Written task
Your task is to copy every record exactly.

Input records
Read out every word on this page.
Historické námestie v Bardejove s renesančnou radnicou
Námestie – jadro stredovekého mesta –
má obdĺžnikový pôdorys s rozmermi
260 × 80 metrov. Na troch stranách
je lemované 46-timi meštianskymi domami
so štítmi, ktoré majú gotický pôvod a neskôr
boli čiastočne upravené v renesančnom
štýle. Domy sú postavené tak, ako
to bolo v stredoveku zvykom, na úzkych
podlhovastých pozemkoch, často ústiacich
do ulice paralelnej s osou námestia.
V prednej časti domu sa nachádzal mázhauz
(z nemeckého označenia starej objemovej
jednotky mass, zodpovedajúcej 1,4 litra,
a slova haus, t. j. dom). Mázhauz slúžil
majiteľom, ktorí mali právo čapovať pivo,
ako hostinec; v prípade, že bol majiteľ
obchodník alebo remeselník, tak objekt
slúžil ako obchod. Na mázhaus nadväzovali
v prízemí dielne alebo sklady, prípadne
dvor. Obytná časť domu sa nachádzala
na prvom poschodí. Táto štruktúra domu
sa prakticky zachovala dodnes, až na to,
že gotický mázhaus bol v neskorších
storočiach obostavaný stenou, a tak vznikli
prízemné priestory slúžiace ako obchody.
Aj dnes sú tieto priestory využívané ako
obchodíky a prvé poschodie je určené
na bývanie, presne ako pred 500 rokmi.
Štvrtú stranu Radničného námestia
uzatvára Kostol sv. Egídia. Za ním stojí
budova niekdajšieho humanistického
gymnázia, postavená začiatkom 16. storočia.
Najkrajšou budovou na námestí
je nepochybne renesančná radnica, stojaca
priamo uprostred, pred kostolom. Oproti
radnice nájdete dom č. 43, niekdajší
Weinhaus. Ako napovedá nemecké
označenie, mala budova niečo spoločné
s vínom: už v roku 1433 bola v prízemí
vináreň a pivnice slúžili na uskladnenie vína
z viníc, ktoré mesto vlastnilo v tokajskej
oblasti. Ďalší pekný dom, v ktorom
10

Exercise answer
Read out every word on this page.
Historické námestie v Bardejove s renesančnou radnicou
Námestie – jadro stredovekého mesta –
má obdĺžnikový pôdorys s rozmermi
260 × 80 metrov. Na troch stranách
je lemované 46-timi meštianskymi domami
so štítmi, ktoré majú gotický pôvod a neskôr
boli čiastočne upravené v renesančnom
štýle. Domy sú postavené tak, ako
to bolo v stredoveku zvykom, na úzkych
podlhovastých pozemkoch, často ústiacich
do ulice paralelnej s osou námestia.
V prednej časti domu sa nachádzal mázhauz
(z nemeckého označenia starej objemovej
jednotky mass, zodpovedajúcej 1,4 litra,
a slova haus, t. j. dom). Mázhauz slúžil
majiteľom, ktorí mali právo čapovať pivo,
ako hostinec; v prípade, že bol majiteľ
obchodník alebo remeselník, tak objekt
slúžil ako obchod. Na mázhaus nadväzovali
v prízemí dielne alebo sklady, prípadne
dvor. Obytná časť domu sa nachádzala
na prvom poschodí. Táto štruktúra domu
sa prakticky zachovala dodnes, až na to,
že gotický mázhaus bol v neskorších
storočiach obostavaný stenou, a tak vznikli
prízemné priestory slúžiace ako obchody.
Aj dnes sú tieto priestory využívané ako
obchodíky a prvé poschodie je určené
na bývanie, presne ako pred 500 rokmi.
Štvrtú stranu Radničného námestia
uzatvára Kostol sv. Egídia. Za ním stojí
budova niekdajšieho humanistického
gymnázia, postavená začiatkom 16. storočia.
Najkrajšou budovou na námestí
je nepochybne renesančná radnica, stojaca
priamo uprostred, pred kostolom. Oproti
radnice nájdete dom č. 43, niekdajší
Weinhaus. Ako napovedá nemecké
označenie, mala budova niečo spoločné
s vínom: už v roku 1433 bola v prízemí
vináreň a pivnice slúžili na uskladnenie vína
z viníc, ktoré mesto vlastnilo v tokajskej
oblasti. Ďalší pekný dom, v ktorom
10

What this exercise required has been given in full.